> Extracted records
↓
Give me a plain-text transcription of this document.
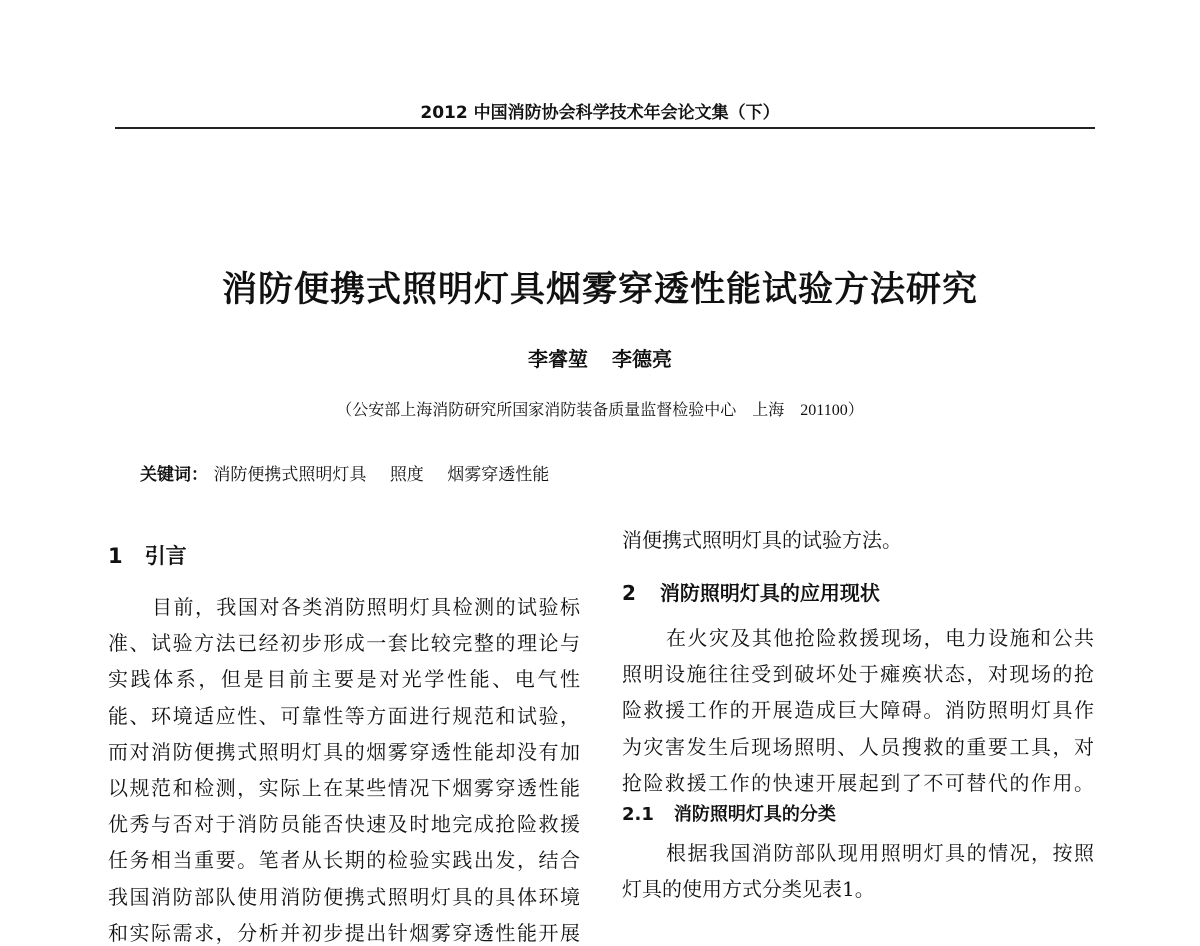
2012 中国消防协会科学技术年会论文集（下）
消防便携式照明灯具烟雾穿透性能试验方法研究
李睿堃 李德亮
（公安部上海消防研究所国家消防装备质量监督检验中心　上海　201100）
关键词： 消防便携式照明灯具 照度 烟雾穿透性能
1 引言
目前，我国对各类消防照明灯具检测的试验标
准、试验方法已经初步形成一套比较完整的理论与
实践体系，但是目前主要是对光学性能、电气性
能、环境适应性、可靠性等方面进行规范和试验，
而对消防便携式照明灯具的烟雾穿透性能却没有加
以规范和检测，实际上在某些情况下烟雾穿透性能
优秀与否对于消防员能否快速及时地完成抢险救援
任务相当重要。笔者从长期的检验实践出发，结合
我国消防部队使用消防便携式照明灯具的具体环境
和实际需求，分析并初步提出针烟雾穿透性能开展
消便携式照明灯具的试验方法。
2 消防照明灯具的应用现状
在火灾及其他抢险救援现场，电力设施和公共
照明设施往往受到破坏处于瘫痪状态，对现场的抢
险救援工作的开展造成巨大障碍。消防照明灯具作
为灾害发生后现场照明、人员搜救的重要工具，对
抢险救援工作的快速开展起到了不可替代的作用。
2.1 消防照明灯具的分类
根据我国消防部队现用照明灯具的情况，按照
灯具的使用方式分类见表1。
↑
Your copy should match the records word for word, with the pictures removed.

> Result of the task
Give me a plain-text transcription of this document.
2012 中国消防协会科学技术年会论文集（下）
消防便携式照明灯具烟雾穿透性能试验方法研究
李睿堃 李德亮
（公安部上海消防研究所国家消防装备质量监督检验中心　上海　201100）
关键词： 消防便携式照明灯具 照度 烟雾穿透性能
1 引言
目前，我国对各类消防照明灯具检测的试验标
准、试验方法已经初步形成一套比较完整的理论与
实践体系，但是目前主要是对光学性能、电气性
能、环境适应性、可靠性等方面进行规范和试验，
而对消防便携式照明灯具的烟雾穿透性能却没有加
以规范和检测，实际上在某些情况下烟雾穿透性能
优秀与否对于消防员能否快速及时地完成抢险救援
任务相当重要。笔者从长期的检验实践出发，结合
我国消防部队使用消防便携式照明灯具的具体环境
和实际需求，分析并初步提出针烟雾穿透性能开展
消便携式照明灯具的试验方法。
2 消防照明灯具的应用现状
在火灾及其他抢险救援现场，电力设施和公共
照明设施往往受到破坏处于瘫痪状态，对现场的抢
险救援工作的开展造成巨大障碍。消防照明灯具作
为灾害发生后现场照明、人员搜救的重要工具，对
抢险救援工作的快速开展起到了不可替代的作用。
2.1 消防照明灯具的分类
根据我国消防部队现用照明灯具的情况，按照
灯具的使用方式分类见表1。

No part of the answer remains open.